• [What the exercise asks]:
In the entries below, find every line holding the string "Address" and collect it.

• [Recorded information]:
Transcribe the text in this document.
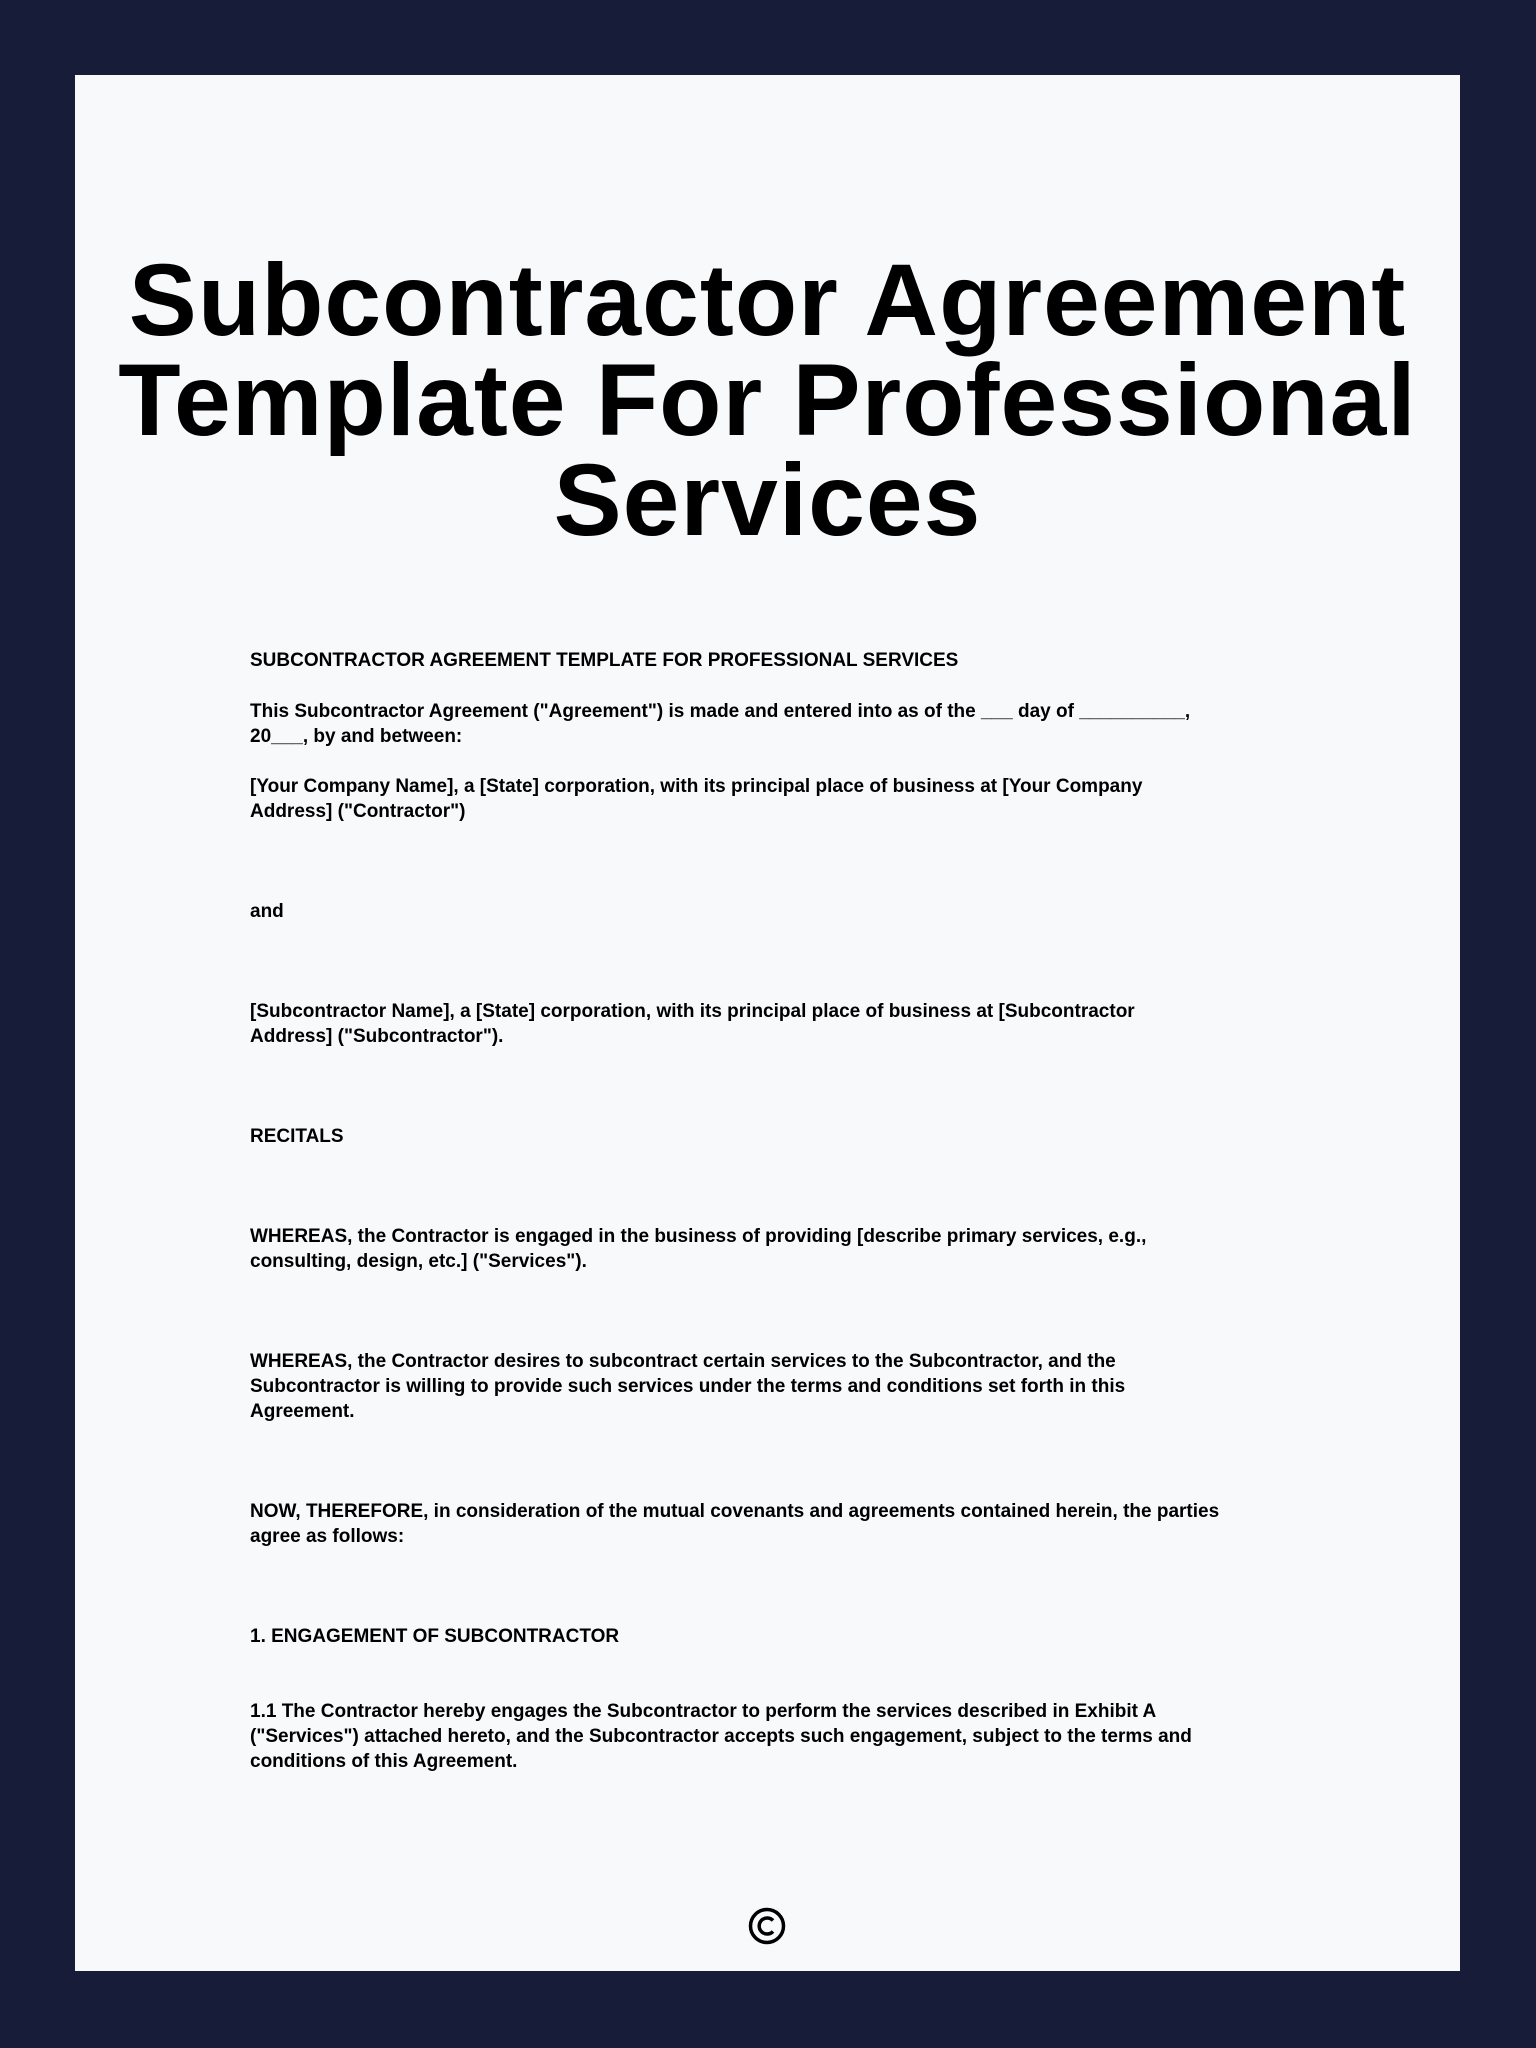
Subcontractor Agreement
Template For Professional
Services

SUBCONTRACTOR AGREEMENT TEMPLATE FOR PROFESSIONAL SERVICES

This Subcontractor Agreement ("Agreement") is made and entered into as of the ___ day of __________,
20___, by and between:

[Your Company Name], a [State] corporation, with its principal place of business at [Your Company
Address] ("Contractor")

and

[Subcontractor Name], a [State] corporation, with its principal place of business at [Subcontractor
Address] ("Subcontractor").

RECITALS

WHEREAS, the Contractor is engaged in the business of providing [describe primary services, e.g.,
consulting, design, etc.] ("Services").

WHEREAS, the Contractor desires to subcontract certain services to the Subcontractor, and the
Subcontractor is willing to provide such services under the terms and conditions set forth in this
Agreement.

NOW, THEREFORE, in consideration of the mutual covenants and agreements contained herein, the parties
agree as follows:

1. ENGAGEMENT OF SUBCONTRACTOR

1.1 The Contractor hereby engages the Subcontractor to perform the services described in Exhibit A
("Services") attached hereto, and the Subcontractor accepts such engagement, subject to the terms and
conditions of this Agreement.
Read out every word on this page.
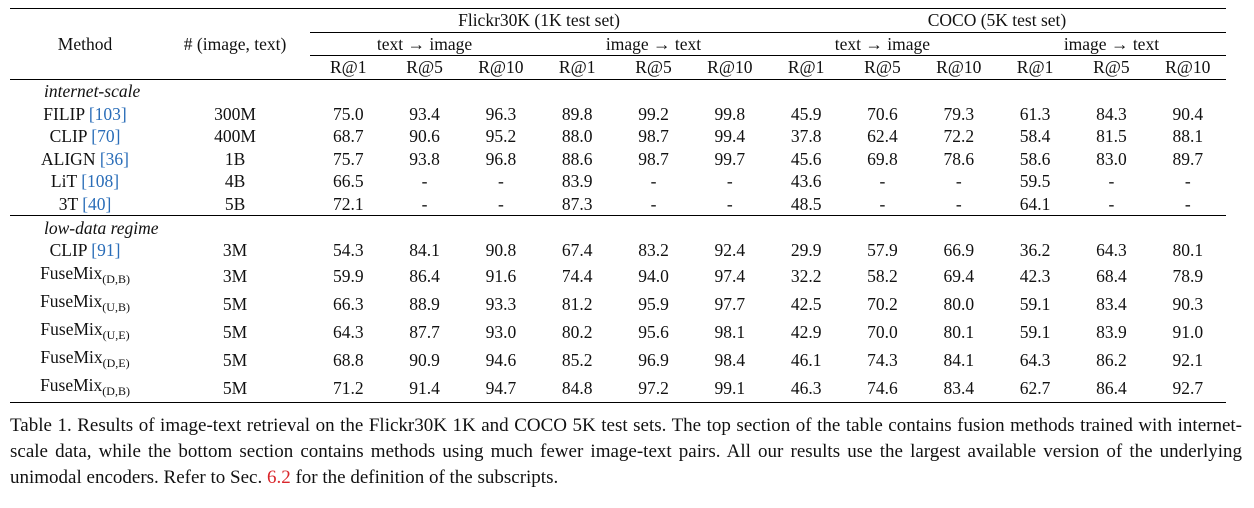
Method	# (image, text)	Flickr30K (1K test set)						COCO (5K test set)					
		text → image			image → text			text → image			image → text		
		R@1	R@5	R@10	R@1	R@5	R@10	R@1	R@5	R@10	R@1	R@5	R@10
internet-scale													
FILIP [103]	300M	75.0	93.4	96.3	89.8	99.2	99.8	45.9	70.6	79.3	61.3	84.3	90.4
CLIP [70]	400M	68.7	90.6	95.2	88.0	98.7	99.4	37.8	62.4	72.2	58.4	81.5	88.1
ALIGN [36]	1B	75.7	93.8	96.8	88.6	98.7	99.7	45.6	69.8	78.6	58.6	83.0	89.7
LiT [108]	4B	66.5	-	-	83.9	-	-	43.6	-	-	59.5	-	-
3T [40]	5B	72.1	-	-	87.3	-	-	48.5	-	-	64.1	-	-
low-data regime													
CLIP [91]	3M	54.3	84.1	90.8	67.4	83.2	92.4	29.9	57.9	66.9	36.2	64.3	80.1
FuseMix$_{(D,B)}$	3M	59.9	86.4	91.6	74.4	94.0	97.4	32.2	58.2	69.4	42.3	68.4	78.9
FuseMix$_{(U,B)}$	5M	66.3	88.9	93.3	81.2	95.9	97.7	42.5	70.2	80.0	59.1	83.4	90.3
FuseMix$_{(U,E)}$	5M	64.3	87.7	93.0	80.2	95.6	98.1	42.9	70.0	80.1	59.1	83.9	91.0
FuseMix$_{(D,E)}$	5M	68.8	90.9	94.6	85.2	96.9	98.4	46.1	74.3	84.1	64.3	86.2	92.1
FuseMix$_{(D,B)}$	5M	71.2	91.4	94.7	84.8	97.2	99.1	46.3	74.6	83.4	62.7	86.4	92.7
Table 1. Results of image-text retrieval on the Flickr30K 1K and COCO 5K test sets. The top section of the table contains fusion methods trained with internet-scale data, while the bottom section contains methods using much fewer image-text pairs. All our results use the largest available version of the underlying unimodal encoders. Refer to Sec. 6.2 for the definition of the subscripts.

• [Output of the task]:
Address] ("Contractor")
Address] ("Subcontractor").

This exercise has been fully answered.